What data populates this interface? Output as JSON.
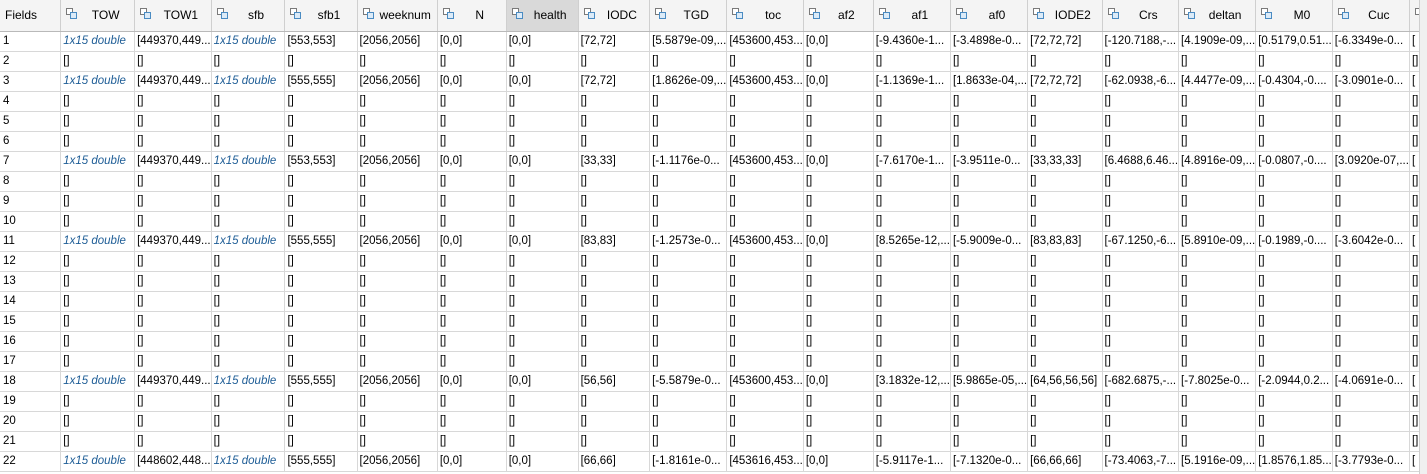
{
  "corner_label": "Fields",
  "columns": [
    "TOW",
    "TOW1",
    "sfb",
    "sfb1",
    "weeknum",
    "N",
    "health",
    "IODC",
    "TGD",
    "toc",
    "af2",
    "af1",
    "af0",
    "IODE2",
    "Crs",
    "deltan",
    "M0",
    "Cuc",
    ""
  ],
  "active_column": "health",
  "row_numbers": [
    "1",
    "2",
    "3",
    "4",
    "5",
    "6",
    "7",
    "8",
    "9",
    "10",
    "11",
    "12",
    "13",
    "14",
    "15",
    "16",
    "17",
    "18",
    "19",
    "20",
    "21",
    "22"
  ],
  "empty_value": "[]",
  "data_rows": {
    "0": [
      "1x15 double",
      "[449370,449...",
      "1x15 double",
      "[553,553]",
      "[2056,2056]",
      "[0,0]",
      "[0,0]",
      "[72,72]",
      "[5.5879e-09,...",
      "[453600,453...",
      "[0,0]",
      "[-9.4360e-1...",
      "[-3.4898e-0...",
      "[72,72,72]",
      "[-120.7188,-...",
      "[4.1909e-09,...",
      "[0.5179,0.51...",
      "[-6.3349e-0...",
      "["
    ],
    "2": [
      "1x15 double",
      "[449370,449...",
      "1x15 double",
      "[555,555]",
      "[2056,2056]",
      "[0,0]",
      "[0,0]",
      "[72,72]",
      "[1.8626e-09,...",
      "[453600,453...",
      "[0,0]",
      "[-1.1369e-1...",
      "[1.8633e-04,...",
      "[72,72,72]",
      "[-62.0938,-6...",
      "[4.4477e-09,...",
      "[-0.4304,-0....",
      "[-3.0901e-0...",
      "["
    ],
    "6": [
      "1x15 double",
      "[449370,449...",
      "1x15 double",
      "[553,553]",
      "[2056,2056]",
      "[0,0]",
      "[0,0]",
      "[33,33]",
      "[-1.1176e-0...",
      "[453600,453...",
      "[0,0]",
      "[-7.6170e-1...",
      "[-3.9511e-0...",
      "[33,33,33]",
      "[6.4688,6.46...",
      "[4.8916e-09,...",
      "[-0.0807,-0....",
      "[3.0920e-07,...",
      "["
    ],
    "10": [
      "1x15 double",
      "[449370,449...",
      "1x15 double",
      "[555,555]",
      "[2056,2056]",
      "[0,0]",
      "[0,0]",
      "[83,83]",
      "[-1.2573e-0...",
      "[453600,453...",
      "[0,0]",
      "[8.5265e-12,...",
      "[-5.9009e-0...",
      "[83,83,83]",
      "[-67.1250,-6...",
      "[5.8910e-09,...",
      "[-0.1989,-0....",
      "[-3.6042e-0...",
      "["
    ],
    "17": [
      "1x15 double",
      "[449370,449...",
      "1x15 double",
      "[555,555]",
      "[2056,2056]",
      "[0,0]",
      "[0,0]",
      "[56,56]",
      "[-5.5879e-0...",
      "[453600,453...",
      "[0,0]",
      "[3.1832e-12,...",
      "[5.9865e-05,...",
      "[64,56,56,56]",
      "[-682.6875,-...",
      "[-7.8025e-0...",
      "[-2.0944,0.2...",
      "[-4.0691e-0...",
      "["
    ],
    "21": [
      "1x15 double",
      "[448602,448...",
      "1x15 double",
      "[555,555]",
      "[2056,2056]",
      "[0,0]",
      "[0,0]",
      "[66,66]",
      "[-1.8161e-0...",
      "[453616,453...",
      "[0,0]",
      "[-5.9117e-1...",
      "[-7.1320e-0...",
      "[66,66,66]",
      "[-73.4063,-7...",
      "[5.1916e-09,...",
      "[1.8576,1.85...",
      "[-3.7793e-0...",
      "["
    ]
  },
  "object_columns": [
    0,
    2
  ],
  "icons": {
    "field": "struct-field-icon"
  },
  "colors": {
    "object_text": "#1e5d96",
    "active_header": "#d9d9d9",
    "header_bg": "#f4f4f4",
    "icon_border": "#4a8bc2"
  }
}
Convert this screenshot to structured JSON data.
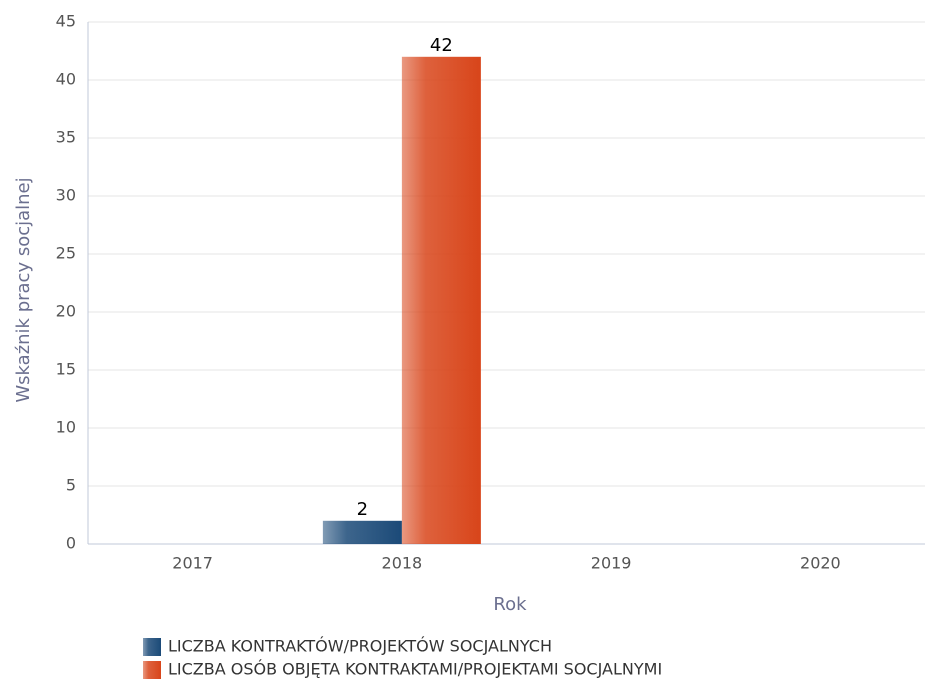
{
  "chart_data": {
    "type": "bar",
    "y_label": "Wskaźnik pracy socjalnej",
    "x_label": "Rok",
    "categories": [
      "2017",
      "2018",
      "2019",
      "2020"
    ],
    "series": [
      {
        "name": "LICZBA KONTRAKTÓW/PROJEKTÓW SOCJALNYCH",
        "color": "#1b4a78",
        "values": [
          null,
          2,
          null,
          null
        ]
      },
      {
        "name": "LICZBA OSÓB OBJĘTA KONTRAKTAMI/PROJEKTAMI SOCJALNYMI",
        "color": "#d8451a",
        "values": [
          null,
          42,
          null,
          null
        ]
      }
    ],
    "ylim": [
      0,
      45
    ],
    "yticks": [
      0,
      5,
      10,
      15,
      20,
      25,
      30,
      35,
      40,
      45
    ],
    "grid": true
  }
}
● ● ● ● ●
**PROMPT:**
Pictures are excluded; copy every other part of the records exactly.

**WORKED SOLUTION:**
What data populates this interface? Output as JSON.
{
  "corner_label": "Fields",
  "columns": [
    "TOW",
    "TOW1",
    "sfb",
    "sfb1",
    "weeknum",
    "N",
    "health",
    "IODC",
    "TGD",
    "toc",
    "af2",
    "af1",
    "af0",
    "IODE2",
    "Crs",
    "deltan",
    "M0",
    "Cuc",
    ""
  ],
  "active_column": "health",
  "row_numbers": [
    "1",
    "2",
    "3",
    "4",
    "5",
    "6",
    "7",
    "8",
    "9",
    "10",
    "11",
    "12",
    "13",
    "14",
    "15",
    "16",
    "17",
    "18",
    "19",
    "20",
    "21",
    "22"
  ],
  "empty_value": "[]",
  "data_rows": {
    "0": [
      "1x15 double",
      "[449370,449...",
      "1x15 double",
      "[553,553]",
      "[2056,2056]",
      "[0,0]",
      "[0,0]",
      "[72,72]",
      "[5.5879e-09,...",
      "[453600,453...",
      "[0,0]",
      "[-9.4360e-1...",
      "[-3.4898e-0...",
      "[72,72,72]",
      "[-120.7188,-...",
      "[4.1909e-09,...",
      "[0.5179,0.51...",
      "[-6.3349e-0...",
      "["
    ],
    "2": [
      "1x15 double",
      "[449370,449...",
      "1x15 double",
      "[555,555]",
      "[2056,2056]",
      "[0,0]",
      "[0,0]",
      "[72,72]",
      "[1.8626e-09,...",
      "[453600,453...",
      "[0,0]",
      "[-1.1369e-1...",
      "[1.8633e-04,...",
      "[72,72,72]",
      "[-62.0938,-6...",
      "[4.4477e-09,...",
      "[-0.4304,-0....",
      "[-3.0901e-0...",
      "["
    ],
    "6": [
      "1x15 double",
      "[449370,449...",
      "1x15 double",
      "[553,553]",
      "[2056,2056]",
      "[0,0]",
      "[0,0]",
      "[33,33]",
      "[-1.1176e-0...",
      "[453600,453...",
      "[0,0]",
      "[-7.6170e-1...",
      "[-3.9511e-0...",
      "[33,33,33]",
      "[6.4688,6.46...",
      "[4.8916e-09,...",
      "[-0.0807,-0....",
      "[3.0920e-07,...",
      "["
    ],
    "10": [
      "1x15 double",
      "[449370,449...",
      "1x15 double",
      "[555,555]",
      "[2056,2056]",
      "[0,0]",
      "[0,0]",
      "[83,83]",
      "[-1.2573e-0...",
      "[453600,453...",
      "[0,0]",
      "[8.5265e-12,...",
      "[-5.9009e-0...",
      "[83,83,83]",
      "[-67.1250,-6...",
      "[5.8910e-09,...",
      "[-0.1989,-0....",
      "[-3.6042e-0...",
      "["
    ],
    "17": [
      "1x15 double",
      "[449370,449...",
      "1x15 double",
      "[555,555]",
      "[2056,2056]",
      "[0,0]",
      "[0,0]",
      "[56,56]",
      "[-5.5879e-0...",
      "[453600,453...",
      "[0,0]",
      "[3.1832e-12,...",
      "[5.9865e-05,...",
      "[64,56,56,56]",
      "[-682.6875,-...",
      "[-7.8025e-0...",
      "[-2.0944,0.2...",
      "[-4.0691e-0...",
      "["
    ],
    "21": [
      "1x15 double",
      "[448602,448...",
      "1x15 double",
      "[555,555]",
      "[2056,2056]",
      "[0,0]",
      "[0,0]",
      "[66,66]",
      "[-1.8161e-0...",
      "[453616,453...",
      "[0,0]",
      "[-5.9117e-1...",
      "[-7.1320e-0...",
      "[66,66,66]",
      "[-73.4063,-7...",
      "[5.1916e-09,...",
      "[1.8576,1.85...",
      "[-3.7793e-0...",
      "["
    ]
  },
  "object_columns": [
    0,
    2
  ],
  "icons": {
    "field": "struct-field-icon"
  },
  "colors": {
    "object_text": "#1e5d96",
    "active_header": "#d9d9d9",
    "header_bg": "#f4f4f4",
    "icon_border": "#4a8bc2"
  }
}
Convert this screenshot to structured JSON data.
{
  "chart_data": {
    "type": "bar",
    "y_label": "Wskaźnik pracy socjalnej",
    "x_label": "Rok",
    "categories": [
      "2017",
      "2018",
      "2019",
      "2020"
    ],
    "series": [
      {
        "name": "LICZBA KONTRAKTÓW/PROJEKTÓW SOCJALNYCH",
        "color": "#1b4a78",
        "values": [
          null,
          2,
          null,
          null
        ]
      },
      {
        "name": "LICZBA OSÓB OBJĘTA KONTRAKTAMI/PROJEKTAMI SOCJALNYMI",
        "color": "#d8451a",
        "values": [
          null,
          42,
          null,
          null
        ]
      }
    ],
    "ylim": [
      0,
      45
    ],
    "yticks": [
      0,
      5,
      10,
      15,
      20,
      25,
      30,
      35,
      40,
      45
    ],
    "grid": true
  }
}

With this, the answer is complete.